= Task =
Copy each line where the word "type" occurs.

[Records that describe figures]
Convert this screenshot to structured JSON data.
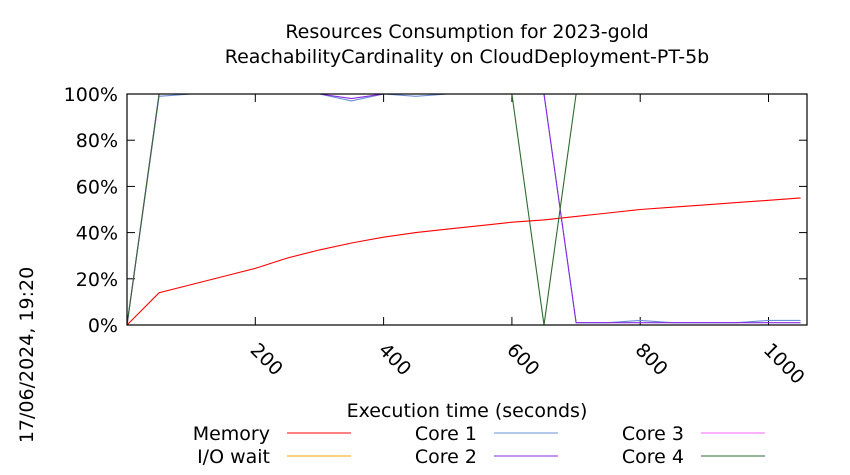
{
  "chart_data": {
    "type": "line",
    "title": "Resources Consumption for 2023-gold",
    "subtitle": "ReachabilityCardinality on CloudDeployment-PT-5b",
    "xlabel": "Execution time (seconds)",
    "ylabel": "",
    "timestamp": "17/06/2024, 19:20",
    "xlim": [
      0,
      1060
    ],
    "ylim": [
      0,
      100
    ],
    "x_ticks": [
      200,
      400,
      600,
      800,
      1000
    ],
    "x_tick_labels": [
      "200",
      "400",
      "600",
      "800",
      "1000"
    ],
    "y_ticks": [
      0,
      20,
      40,
      60,
      80,
      100
    ],
    "y_tick_labels": [
      "0%",
      "20%",
      "40%",
      "60%",
      "80%",
      "100%"
    ],
    "legend_placement": "bottom",
    "series": [
      {
        "name": "Memory",
        "color": "#ff0000",
        "x": [
          0,
          50,
          100,
          150,
          200,
          250,
          300,
          350,
          400,
          450,
          500,
          550,
          600,
          650,
          700,
          750,
          800,
          850,
          900,
          950,
          1000,
          1050
        ],
        "y": [
          0,
          14,
          17.5,
          21,
          24.5,
          29,
          32.5,
          35.5,
          38,
          40,
          41.5,
          43,
          44.5,
          45.5,
          47,
          48.5,
          50,
          51,
          52,
          53,
          54,
          55
        ]
      },
      {
        "name": "I/O wait",
        "color": "#ffa500",
        "x": [
          0,
          50,
          100,
          150,
          200,
          250,
          300,
          350,
          400,
          450,
          500,
          550,
          600,
          650,
          700,
          750,
          800,
          850,
          900,
          950,
          1000,
          1050
        ],
        "y": [
          0,
          0,
          0,
          0,
          0,
          0,
          0,
          0,
          0,
          0,
          0,
          0,
          0,
          0,
          0,
          0,
          0,
          0,
          0,
          0,
          0,
          0
        ]
      },
      {
        "name": "Core 1",
        "color": "#6a8fd8",
        "x": [
          0,
          50,
          100,
          150,
          200,
          250,
          300,
          350,
          400,
          450,
          500,
          550,
          600,
          650,
          700,
          750,
          800,
          850,
          900,
          950,
          1000,
          1050
        ],
        "y": [
          0,
          99,
          100,
          100,
          100,
          100,
          100,
          97,
          100,
          99,
          100,
          100,
          100,
          100,
          1,
          1,
          2,
          1,
          1,
          1,
          2,
          2
        ]
      },
      {
        "name": "Core 2",
        "color": "#8a2be2",
        "x": [
          0,
          50,
          100,
          150,
          200,
          250,
          300,
          350,
          400,
          450,
          500,
          550,
          600,
          650,
          700,
          750,
          800,
          850,
          900,
          950,
          1000,
          1050
        ],
        "y": [
          0,
          100,
          100,
          100,
          100,
          100,
          100,
          98,
          100,
          100,
          100,
          100,
          100,
          100,
          1,
          1,
          1,
          1,
          1,
          1,
          1,
          1
        ]
      },
      {
        "name": "Core 3",
        "color": "#ff66ff",
        "x": [
          0,
          50,
          100,
          150,
          200,
          250,
          300,
          350,
          400,
          450,
          500,
          550,
          600,
          650,
          700,
          750,
          800,
          850,
          900,
          950,
          1000,
          1050
        ],
        "y": [
          0,
          100,
          100,
          100,
          100,
          100,
          100,
          100,
          100,
          100,
          100,
          100,
          100,
          100,
          100,
          100,
          100,
          100,
          100,
          100,
          100,
          100
        ]
      },
      {
        "name": "Core 4",
        "color": "#2e6b2e",
        "x": [
          0,
          50,
          100,
          150,
          200,
          250,
          300,
          350,
          400,
          450,
          500,
          550,
          600,
          650,
          700,
          750,
          800,
          850,
          900,
          950,
          1000,
          1050
        ],
        "y": [
          0,
          100,
          100,
          100,
          100,
          100,
          100,
          100,
          100,
          100,
          100,
          100,
          100,
          0,
          100,
          100,
          100,
          100,
          100,
          100,
          100,
          100
        ]
      }
    ]
  }
}
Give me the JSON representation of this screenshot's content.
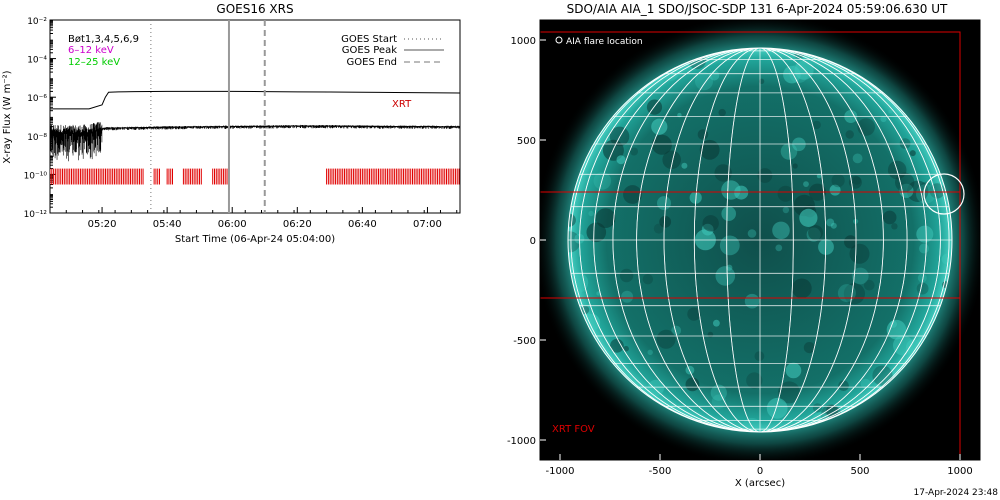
{
  "left_title": "GOES16 XRS",
  "right_title": "SDO/AIA AIA_1 SDO/JSOC-SDP 131  6-Apr-2024 05:59:06.630 UT",
  "timestamp": "17-Apr-2024 23:48",
  "colors": {
    "flux_line": "#000000",
    "xrt_bars": "#e00000",
    "low_channel_label": "#cc00cc",
    "high_channel_label": "#00cc00",
    "solar_disk": "#1ba39a",
    "fov_box": "#dd0000",
    "grid_lines": "#ffffff"
  },
  "chart_data": [
    {
      "type": "line",
      "title": "GOES16 XRS",
      "xlabel": "Start Time (06-Apr-24 05:04:00)",
      "ylabel": "X-ray Flux (W m⁻²)",
      "y_scale": "log",
      "ylim": [
        1e-12,
        0.01
      ],
      "xlim": [
        "05:04",
        "07:10"
      ],
      "x_ticks": [
        "05:20",
        "05:40",
        "06:00",
        "06:20",
        "06:40",
        "07:00"
      ],
      "y_tick_labels": [
        "10⁻¹²",
        "10⁻¹⁰",
        "10⁻⁸",
        "10⁻⁶",
        "10⁻⁴",
        "10⁻²"
      ],
      "label_lines": [
        "Bøt1,3,4,5,6,9",
        "6–12 keV",
        "12–25 keV"
      ],
      "legend": [
        {
          "label": "GOES Start",
          "style": "dotted"
        },
        {
          "label": "GOES Peak",
          "style": "solid"
        },
        {
          "label": "GOES End",
          "style": "dashed"
        }
      ],
      "legend_position": "top-right",
      "annotation": "XRT",
      "vertical_markers": {
        "start": "05:35",
        "peak": "05:59",
        "end": "06:10"
      },
      "series": [
        {
          "x": [
            "05:04",
            "05:10",
            "05:16",
            "05:20",
            "05:21",
            "05:22",
            "05:25",
            "05:30",
            "05:40",
            "05:50",
            "06:00",
            "06:10",
            "06:20",
            "06:30",
            "06:40",
            "06:50",
            "07:00",
            "07:10"
          ],
          "y": [
            2.5e-07,
            2.5e-07,
            2.5e-07,
            4e-07,
            1e-06,
            1.8e-06,
            1.9e-06,
            1.95e-06,
            2e-06,
            2e-06,
            2e-06,
            1.95e-06,
            1.9e-06,
            1.85e-06,
            1.8e-06,
            1.75e-06,
            1.7e-06,
            1.65e-06
          ]
        },
        {
          "x": [
            "05:04",
            "05:10",
            "05:16",
            "05:19",
            "05:21",
            "05:30",
            "05:40",
            "05:50",
            "06:00",
            "06:10",
            "06:20",
            "06:30",
            "06:40",
            "06:50",
            "07:00",
            "07:10"
          ],
          "y": [
            1.5e-08,
            1.3e-08,
            1.4e-08,
            2e-08,
            2.5e-08,
            2.6e-08,
            2.8e-08,
            2.9e-08,
            3e-08,
            3.1e-08,
            3.2e-08,
            3.2e-08,
            3.1e-08,
            3e-08,
            3e-08,
            2.9e-08
          ]
        }
      ],
      "xrt_observation_intervals": [
        [
          "05:04",
          "05:33"
        ],
        [
          "05:36",
          "05:38"
        ],
        [
          "05:40",
          "05:42"
        ],
        [
          "05:45",
          "05:51"
        ],
        [
          "05:54",
          "05:59"
        ],
        [
          "06:29",
          "07:10"
        ]
      ]
    },
    {
      "type": "scatter",
      "title": "SDO/AIA AIA_1 SDO/JSOC-SDP 131  6-Apr-2024 05:59:06.630 UT",
      "xlabel": "X (arcsec)",
      "ylabel": "",
      "xlim": [
        -1100,
        1100
      ],
      "ylim": [
        -1100,
        1100
      ],
      "x_ticks": [
        -1000,
        -500,
        0,
        500,
        1000
      ],
      "y_ticks": [
        -1000,
        -500,
        0,
        500,
        1000
      ],
      "solar_radius": 960,
      "flare_location": {
        "x": 920,
        "y": 230,
        "label": "AIA flare location"
      },
      "fov_label": "XRT FOV",
      "fov_outer": {
        "x": [
          -1100,
          1000
        ],
        "y": [
          -1100,
          1040
        ]
      },
      "fov_band": {
        "y": [
          -290,
          240
        ]
      }
    }
  ]
}
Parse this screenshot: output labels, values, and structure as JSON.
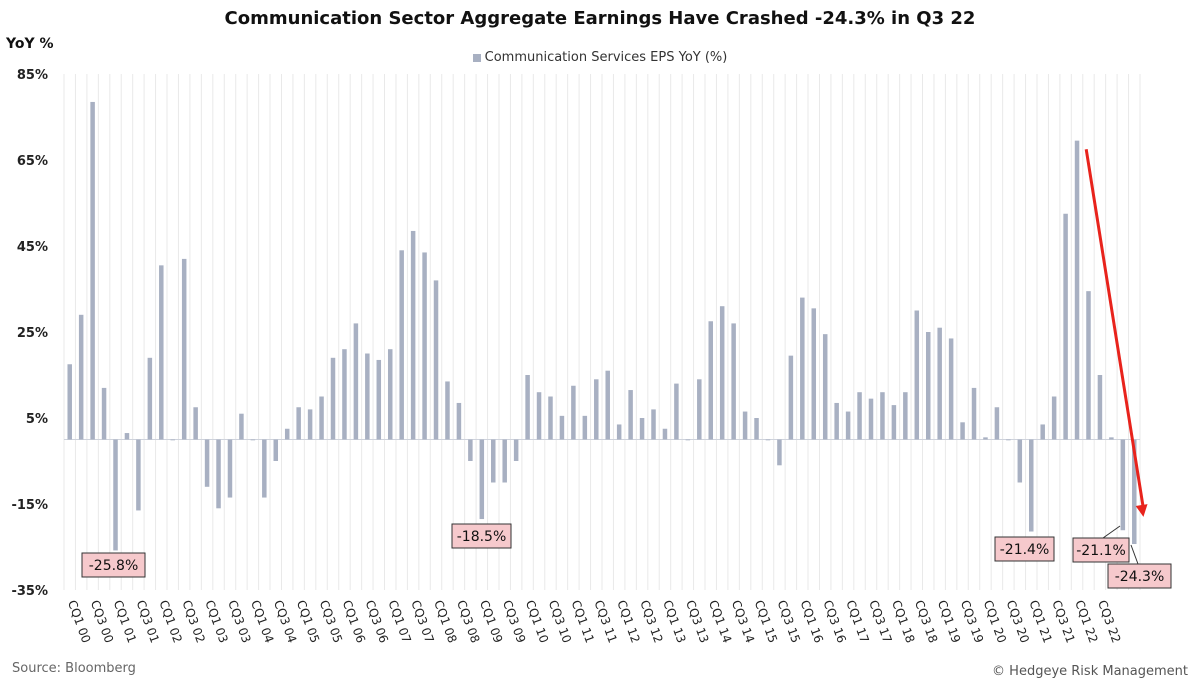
{
  "header": {
    "title": "Communication Sector Aggregate Earnings Have Crashed -24.3% in Q3 22",
    "source": "Source: Bloomberg",
    "credit": "© Hedgeye Risk Management"
  },
  "colors": {
    "bar": "#a8b0c2",
    "arrow": "#e8231c",
    "callout_bg": "#f6c9cc",
    "callout_border": "#333333",
    "grid": "#e9e9e9"
  },
  "chart_data": {
    "type": "bar",
    "title": "Communication Sector Aggregate Earnings Have Crashed -24.3% in Q3 22",
    "ylabel": "YoY %",
    "xlabel": "",
    "ylim": [
      -35,
      85
    ],
    "yticks": [
      85,
      65,
      45,
      25,
      5,
      -15,
      -35
    ],
    "ytick_labels": [
      "85%",
      "65%",
      "45%",
      "25%",
      "5%",
      "-15%",
      "-35%"
    ],
    "legend": [
      "Communication Services EPS YoY (%)"
    ],
    "legend_position": "top-center",
    "grid": "vertical",
    "x_tick_labels": [
      "CQ1 00",
      "CQ3 00",
      "CQ1 01",
      "CQ3 01",
      "CQ1 02",
      "CQ3 02",
      "CQ1 03",
      "CQ3 03",
      "CQ1 04",
      "CQ3 04",
      "CQ1 05",
      "CQ3 05",
      "CQ1 06",
      "CQ3 06",
      "CQ1 07",
      "CQ3 07",
      "CQ1 08",
      "CQ3 08",
      "CQ1 09",
      "CQ3 09",
      "CQ1 10",
      "CQ3 10",
      "CQ1 11",
      "CQ3 11",
      "CQ1 12",
      "CQ3 12",
      "CQ1 13",
      "CQ3 13",
      "CQ1 14",
      "CQ3 14",
      "CQ1 15",
      "CQ3 15",
      "CQ1 16",
      "CQ3 16",
      "CQ1 17",
      "CQ3 17",
      "CQ1 18",
      "CQ3 18",
      "CQ1 19",
      "CQ3 19",
      "CQ1 20",
      "CQ3 20",
      "CQ1 21",
      "CQ3 21",
      "CQ1 22",
      "CQ3 22"
    ],
    "series": [
      {
        "name": "Communication Services EPS YoY (%)",
        "values": [
          17.5,
          29,
          78.5,
          12,
          -25.8,
          1.5,
          -16.5,
          19,
          40.5,
          0,
          42,
          7.5,
          -11,
          -16,
          -13.5,
          6,
          0,
          -13.5,
          -5,
          2.5,
          7.5,
          7,
          10,
          19,
          21,
          27,
          20,
          18.5,
          21,
          44,
          48.5,
          43.5,
          37,
          13.5,
          8.5,
          -5,
          -18.5,
          -10,
          -10,
          -5,
          15,
          11,
          10,
          5.5,
          12.5,
          5.5,
          14,
          16,
          3.5,
          11.5,
          5,
          7,
          2.5,
          13,
          0,
          14,
          27.5,
          31,
          27,
          6.5,
          5,
          0,
          -6,
          19.5,
          33,
          30.5,
          24.5,
          8.5,
          6.5,
          11,
          9.5,
          11,
          8,
          11,
          30,
          25,
          26,
          23.5,
          4,
          12,
          0.5,
          7.5,
          0,
          -10,
          -21.4,
          3.5,
          10,
          52.5,
          69.5,
          34.5,
          15,
          0.5,
          -21.1,
          -24.3
        ]
      }
    ],
    "annotations": [
      {
        "label": "-25.8%",
        "index": 4
      },
      {
        "label": "-18.5%",
        "index": 36
      },
      {
        "label": "-21.4%",
        "index": 84
      },
      {
        "label": "-21.1%",
        "index": 92
      },
      {
        "label": "-24.3%",
        "index": 93
      }
    ],
    "arrow": {
      "from_value": 67.5,
      "to_value": -18,
      "from_index": 89.3,
      "to_index": 94.3
    }
  }
}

= Answer in full =
    "type": "line",
      "type": "line",
      "type": "scatter",
    "type": "bar",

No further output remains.